* _Task objective_:
Turn every line of the rows below into a Markdown table with the columns "No." and "Line", where "No." numbers each table row and "Line" holds the line itself. Skip blank lines and leave the pictures out.

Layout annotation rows
+---+

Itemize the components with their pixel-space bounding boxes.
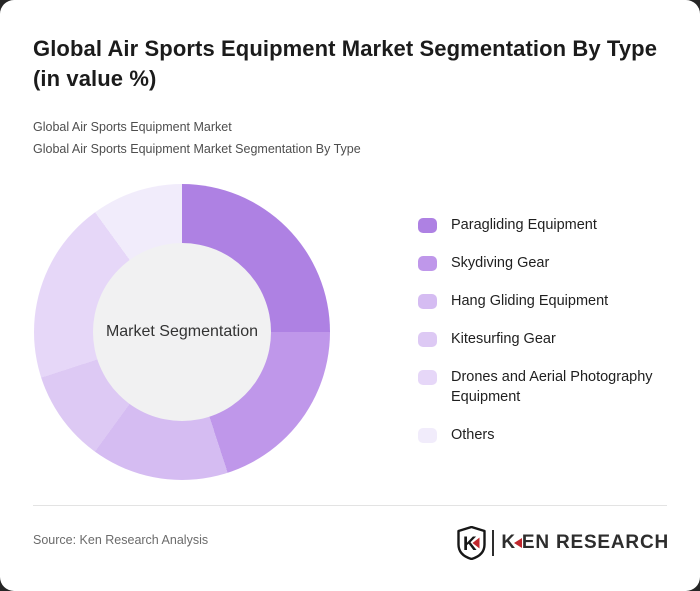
page-title: Global Air Sports Equipment Market Segme… [33,36,658,91]
legend-swatch [418,370,437,385]
source-text: Source: Ken Research Analysis [33,533,209,547]
legend-item: Skydiving Gear [418,253,680,273]
subtitle-line-2: Global Air Sports Equipment Market Segme… [33,142,361,156]
svg-text:K: K [463,534,477,555]
ken-research-logo: K K EN RESEARCH [457,526,669,560]
legend-label: Drones and Aerial Photography Equipment [451,369,653,405]
donut-hole: Market Segmentation [93,243,271,421]
brand-triangle-icon [513,538,522,548]
donut-center-label: Market Segmentation [105,323,259,340]
legend-label: Kitesurfing Gear [451,331,556,347]
chart-legend: Paragliding Equipment Skydiving Gear Han… [418,215,680,463]
brand-text: K EN RESEARCH [501,532,669,554]
ken-research-shield-icon: K [457,526,487,560]
legend-swatch [418,332,437,347]
legend-label: Skydiving Gear [451,255,550,271]
legend-item: Paragliding Equipment [418,215,680,235]
footer-divider [33,505,667,506]
legend-label: Paragliding Equipment [451,217,597,233]
brand-first-letter: K [501,532,516,553]
logo-divider [492,530,495,556]
legend-item: Others [418,425,680,445]
legend-swatch [418,294,437,309]
brand-rest: EN RESEARCH [521,532,669,553]
legend-item: Drones and Aerial Photography Equipment [418,367,680,407]
donut-chart: Market Segmentation [34,184,330,480]
subtitle-line-1: Global Air Sports Equipment Market [33,120,232,134]
legend-swatch [418,256,437,271]
legend-label: Hang Gliding Equipment [451,293,609,309]
legend-label: Others [451,427,495,443]
legend-swatch [418,218,437,233]
legend-item: Kitesurfing Gear [418,329,680,349]
legend-item: Hang Gliding Equipment [418,291,680,311]
subtitle-block: Global Air Sports Equipment Market Globa… [33,116,667,160]
legend-swatch [418,428,437,443]
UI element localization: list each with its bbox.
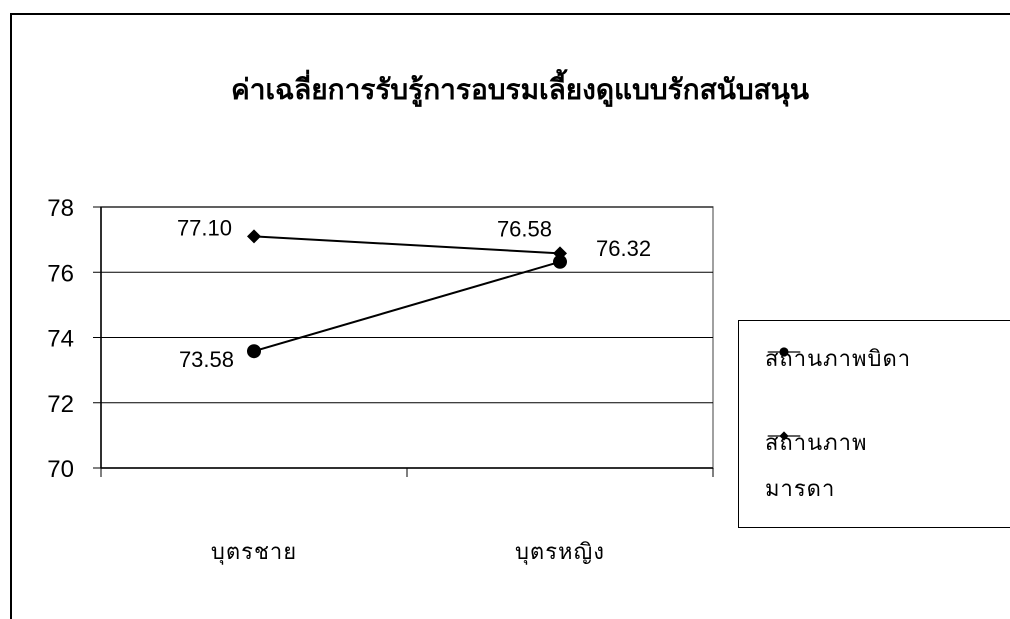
series-line-mother (253, 235, 561, 255)
data-label: 73.58 (179, 347, 234, 372)
chart-legend: สถานภาพบิดา สถานภาพ มารดา (738, 320, 1010, 528)
diamond-marker-icon (767, 431, 801, 441)
x-category-label: บุตรหญิง (515, 540, 605, 565)
data-point-father (553, 254, 567, 269)
y-tick-label: 78 (47, 195, 74, 222)
data-label: 76.58 (497, 216, 552, 241)
legend-item-father: สถานภาพบิดา (757, 337, 965, 383)
data-label: 77.10 (177, 215, 232, 240)
legend-item-mother: สถานภาพ มารดา (757, 421, 965, 513)
data-point-father (247, 344, 261, 359)
chart-frame (10, 13, 1010, 619)
data-point-mother (553, 246, 567, 261)
legend-label-father: สถานภาพบิดา (765, 347, 912, 372)
chart-title: ค่าเฉลี่ยการรับรู้การอบรมเลี้ยงดูแบบรักส… (231, 73, 809, 106)
data-point-mother (247, 229, 261, 244)
y-tick-label: 76 (47, 260, 74, 287)
x-category-label: บุตรชาย (211, 540, 297, 565)
legend-label-mother-line2: มารดา (765, 477, 836, 502)
y-tick-label: 74 (47, 326, 74, 353)
y-tick-label: 72 (47, 391, 74, 418)
y-tick-label: 70 (47, 456, 74, 483)
data-label: 76.32 (596, 236, 651, 261)
circle-marker-icon (767, 347, 801, 357)
series-line-father (253, 260, 561, 353)
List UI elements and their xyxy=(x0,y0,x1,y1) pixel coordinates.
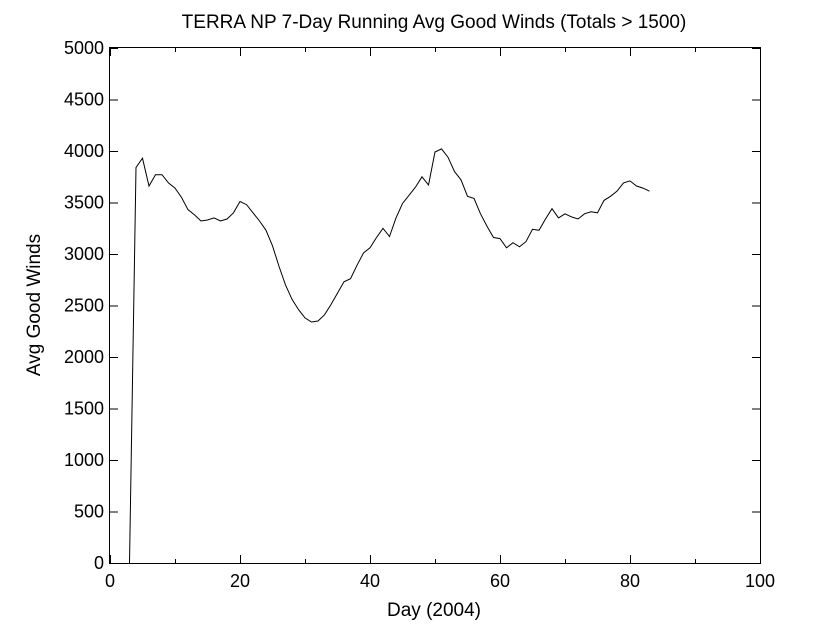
x-tick-label: 40 xyxy=(360,571,380,591)
y-tick-label: 5000 xyxy=(64,38,104,58)
y-tick-label: 2500 xyxy=(64,296,104,316)
y-tick-label: 2000 xyxy=(64,347,104,367)
x-tick-labels: 0 20 40 60 80 100 xyxy=(105,571,775,591)
y-tick-label: 1000 xyxy=(64,450,104,470)
y-tick-label: 3000 xyxy=(64,244,104,264)
x-tick-label: 60 xyxy=(490,571,510,591)
y-tick-label: 3500 xyxy=(64,193,104,213)
y-tick-label: 0 xyxy=(94,553,104,573)
y-tick-label: 4500 xyxy=(64,90,104,110)
y-tick-label: 4000 xyxy=(64,141,104,161)
x-tick-label: 0 xyxy=(105,571,115,591)
y-tick-label: 500 xyxy=(74,502,104,522)
y-tick-label: 1500 xyxy=(64,399,104,419)
y-tick-labels: 0 500 1000 1500 2000 2500 3000 3500 4000 4500 5000 xyxy=(64,38,104,573)
x-tick-label: 20 xyxy=(230,571,250,591)
axis-ticks xyxy=(110,48,761,564)
y-axis-label: Avg Good Winds xyxy=(24,234,45,376)
x-axis-label: Day (2004) xyxy=(387,600,481,621)
series-line-avg-good-winds xyxy=(129,148,650,564)
x-tick-label: 100 xyxy=(745,571,775,591)
x-tick-label: 80 xyxy=(620,571,640,591)
chart-title: TERRA NP 7-Day Running Avg Good Winds (T… xyxy=(182,12,687,33)
plot-frame xyxy=(109,47,761,564)
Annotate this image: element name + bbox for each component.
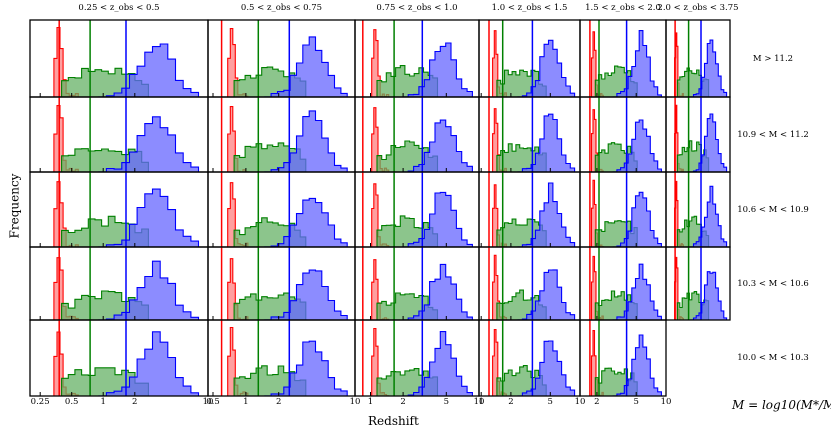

+---+

* _Full answer_:
| No. | Line |
|---|---|
| 1 | Itemize the components with their pixel-space bounding boxes. |
| 2 | page-title: Global Air Sports Equipment Market Segme… [33,36,658,91] |
| 3 | legend-swatch [418,370,437,385] |
| 4 | source-text: Source: Ken Research Analysis [33,533,209,547] |
| 5 | legend-item: Skydiving Gear [418,253,680,273] |
| 6 | subtitle-line-2: Global Air Sports Equipment Market Segme… [33,142,361,156] |
| 7 | svg-text:K: K [463,534,477,555] |
| 8 | ken-research-logo: K K EN RESEARCH [457,526,669,560] |
| 9 | legend-label: Drones and Aerial Photography Equipment [451,369,653,405] |
| 10 | donut-hole: Market Segmentation [93,243,271,421] |
| 11 | brand-triangle-icon [513,538,522,548] |
| 12 | donut-center-label: Market Segmentation [105,323,259,340] |
| 13 | legend-label: Kitesurfing Gear [451,331,556,347] |
| 14 | chart-legend: Paragliding Equipment Skydiving Gear Han… [418,215,680,463] |
| 15 | brand-text: K EN RESEARCH [501,532,669,554] |
| 16 | ken-research-shield-icon: K [457,526,487,560] |
| 17 | legend-swatch [418,332,437,347] |
| 18 | legend-label: Skydiving Gear [451,255,550,271] |
| 19 | legend-item: Paragliding Equipment [418,215,680,235] |
| 20 | footer-divider [33,505,667,506] |
| 21 | legend-label: Paragliding Equipment [451,217,597,233] |
| 22 | brand-first-letter: K [501,532,516,553] |
| 23 | logo-divider [492,530,495,556] |
| 24 | legend-item: Others [418,425,680,445] |
| 25 | legend-swatch [418,294,437,309] |
| 26 | brand-rest: EN RESEARCH [521,532,669,553] |
| 27 | legend-item: Drones and Aerial Photography Equipment [418,367,680,407] |
| 28 | donut-chart: Market Segmentation [34,184,330,480] |
| 29 | subtitle-line-1: Global Air Sports Equipment Market [33,120,232,134] |
| 30 | legend-swatch [418,256,437,271] |
| 31 | legend-label: Hang Gliding Equipment [451,293,609,309] |
| 32 | legend-label: Others [451,427,495,443] |
| 33 | legend-swatch [418,218,437,233] |
| 34 | legend-item: Kitesurfing Gear [418,329,680,349] |
| 35 | legend-item: Hang Gliding Equipment [418,291,680,311] |
| 36 | subtitle-block: Global Air Sports Equipment Market Globa… [33,116,667,160] |
| 37 | legend-swatch [418,428,437,443] |
| 38 | UI element localization: list each with its bbox. |
| 39 | series-line-mother (253, 235, 561, 255) |
| 40 | data-label: 73.58 (179, 347, 234, 372) |
| 41 | chart-legend: สถานภาพบิดา สถานภาพ มารดา (738, 320, 1010, 528) |
| 42 | diamond-marker-icon (767, 431, 801, 441) |
| 43 | x-category-label: บุตรหญิง (515, 540, 605, 565) |
| 44 | data-point-father (553, 254, 567, 269) |
| 45 | y-tick-label: 78 (47, 195, 74, 222) |
| 46 | data-label: 76.58 (497, 216, 552, 241) |
| 47 | legend-item-father: สถานภาพบิดา (757, 337, 965, 383) |
| 48 | data-label: 77.10 (177, 215, 232, 240) |
| 49 | legend-item-mother: สถานภาพ มารดา (757, 421, 965, 513) |
| 50 | data-point-father (247, 344, 261, 359) |
| 51 | chart-frame (10, 13, 1010, 619) |
| 52 | data-point-mother (553, 246, 567, 261) |
| 53 | legend-label-father: สถานภาพบิดา (765, 347, 912, 372) |
| 54 | chart-title: ค่าเฉลี่ยการรับรู้การอบรมเลี้ยงดูแบบรักส… (231, 73, 809, 106) |
| 55 | data-point-mother (247, 229, 261, 244) |
| 56 | y-tick-label: 76 (47, 260, 74, 287) |
| 57 | x-category-label: บุตรชาย (211, 540, 297, 565) |
| 58 | legend-label-mother-line2: มารดา (765, 477, 836, 502) |
| 59 | y-tick-label: 74 (47, 326, 74, 353) |
| 60 | y-tick-label: 72 (47, 391, 74, 418) |
| 61 | y-tick-label: 70 (47, 456, 74, 483) |
| 62 | data-label: 76.32 (596, 236, 651, 261) |
| 63 | circle-marker-icon (767, 347, 801, 357) |
| 64 | series-line-father (253, 260, 561, 353) |
| 65 | List UI elements and their xyxy=(x0,y0,x1,y1) pixel coordinates. |
| 66 | x-tick-label: 40 xyxy=(360,571,380,591) |
| 67 | y-tick-label: 5000 xyxy=(64,38,104,58) |
| 68 | y-tick-label: 2500 xyxy=(64,296,104,316) |
| 69 | y-tick-label: 2000 xyxy=(64,347,104,367) |
| 70 | x-tick-labels: 0 20 40 60 80 100 xyxy=(105,571,775,591) |
| 71 | y-tick-label: 1000 xyxy=(64,450,104,470) |
| 72 | y-tick-label: 3000 xyxy=(64,244,104,264) |
| 73 | x-tick-label: 60 xyxy=(490,571,510,591) |
| 74 | y-tick-label: 3500 xyxy=(64,193,104,213) |
| 75 | y-tick-label: 0 xyxy=(94,553,104,573) |
| 76 | y-tick-label: 4500 xyxy=(64,90,104,110) |
| 77 | y-tick-label: 4000 xyxy=(64,141,104,161) |
| 78 | x-tick-label: 0 xyxy=(105,571,115,591) |
| 79 | y-tick-label: 500 xyxy=(74,502,104,522) |
| 80 | y-tick-label: 1500 xyxy=(64,399,104,419) |
| 81 | y-tick-labels: 0 500 1000 1500 2000 2500 3000 3500 4000 4500 5000 xyxy=(64,38,104,573) |
| 82 | x-tick-label: 20 xyxy=(230,571,250,591) |
| 83 | axis-ticks xyxy=(110,48,761,564) |
| 84 | y-axis-label: Avg Good Winds xyxy=(24,234,45,376) |
| 85 | x-axis-label: Day (2004) xyxy=(387,600,481,621) |
| 86 | series-line-avg-good-winds xyxy=(129,148,650,564) |
| 87 | x-tick-label: 100 xyxy=(745,571,775,591) |
| 88 | x-tick-label: 80 xyxy=(620,571,640,591) |
| 89 | chart-title: TERRA NP 7-Day Running Avg Good Winds (T… xyxy=(182,12,687,33) |
| 90 | plot-frame xyxy=(109,47,761,564) |
| 91 | Annotate this image: element name + bbox for each component. |